**What needs to be done**
Images appear in the records below; leave them out and repeat everything else exactly.

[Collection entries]
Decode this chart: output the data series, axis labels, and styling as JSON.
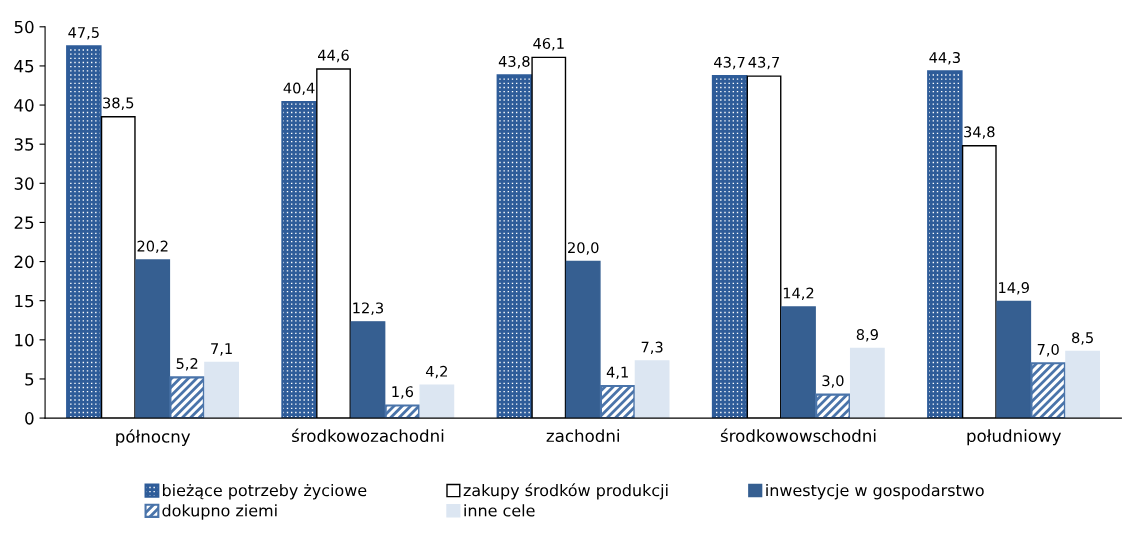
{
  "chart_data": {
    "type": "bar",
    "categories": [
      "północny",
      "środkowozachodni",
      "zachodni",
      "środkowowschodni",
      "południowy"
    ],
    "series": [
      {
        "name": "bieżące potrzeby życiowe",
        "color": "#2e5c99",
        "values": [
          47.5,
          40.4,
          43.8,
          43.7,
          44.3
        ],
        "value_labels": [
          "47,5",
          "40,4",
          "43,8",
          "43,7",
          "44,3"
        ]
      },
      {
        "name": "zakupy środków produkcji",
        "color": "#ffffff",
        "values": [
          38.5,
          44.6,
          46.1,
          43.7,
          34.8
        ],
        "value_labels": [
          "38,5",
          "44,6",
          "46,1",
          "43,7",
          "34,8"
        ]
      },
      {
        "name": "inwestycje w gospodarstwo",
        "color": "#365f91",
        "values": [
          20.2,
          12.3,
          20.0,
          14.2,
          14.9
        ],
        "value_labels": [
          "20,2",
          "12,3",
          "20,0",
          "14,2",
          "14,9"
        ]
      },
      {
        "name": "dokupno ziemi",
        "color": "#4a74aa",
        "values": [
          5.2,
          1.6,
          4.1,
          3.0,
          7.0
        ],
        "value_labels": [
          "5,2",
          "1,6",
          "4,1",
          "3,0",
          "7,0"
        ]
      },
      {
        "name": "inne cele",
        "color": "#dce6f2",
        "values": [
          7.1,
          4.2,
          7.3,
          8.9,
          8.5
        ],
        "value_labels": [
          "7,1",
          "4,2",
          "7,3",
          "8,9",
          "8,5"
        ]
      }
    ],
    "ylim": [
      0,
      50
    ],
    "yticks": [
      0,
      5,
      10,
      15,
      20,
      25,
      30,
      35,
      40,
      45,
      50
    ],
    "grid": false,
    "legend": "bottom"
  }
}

**Solution for this problem**
Decode this chart: output the data series, axis labels, and styling as JSON.
{
  "chart_data": {
    "type": "bar",
    "categories": [
      "północny",
      "środkowozachodni",
      "zachodni",
      "środkowowschodni",
      "południowy"
    ],
    "series": [
      {
        "name": "bieżące potrzeby życiowe",
        "color": "#2e5c99",
        "values": [
          47.5,
          40.4,
          43.8,
          43.7,
          44.3
        ],
        "value_labels": [
          "47,5",
          "40,4",
          "43,8",
          "43,7",
          "44,3"
        ]
      },
      {
        "name": "zakupy środków produkcji",
        "color": "#ffffff",
        "values": [
          38.5,
          44.6,
          46.1,
          43.7,
          34.8
        ],
        "value_labels": [
          "38,5",
          "44,6",
          "46,1",
          "43,7",
          "34,8"
        ]
      },
      {
        "name": "inwestycje w gospodarstwo",
        "color": "#365f91",
        "values": [
          20.2,
          12.3,
          20.0,
          14.2,
          14.9
        ],
        "value_labels": [
          "20,2",
          "12,3",
          "20,0",
          "14,2",
          "14,9"
        ]
      },
      {
        "name": "dokupno ziemi",
        "color": "#4a74aa",
        "values": [
          5.2,
          1.6,
          4.1,
          3.0,
          7.0
        ],
        "value_labels": [
          "5,2",
          "1,6",
          "4,1",
          "3,0",
          "7,0"
        ]
      },
      {
        "name": "inne cele",
        "color": "#dce6f2",
        "values": [
          7.1,
          4.2,
          7.3,
          8.9,
          8.5
        ],
        "value_labels": [
          "7,1",
          "4,2",
          "7,3",
          "8,9",
          "8,5"
        ]
      }
    ],
    "ylim": [
      0,
      50
    ],
    "yticks": [
      0,
      5,
      10,
      15,
      20,
      25,
      30,
      35,
      40,
      45,
      50
    ],
    "grid": false,
    "legend": "bottom"
  }
}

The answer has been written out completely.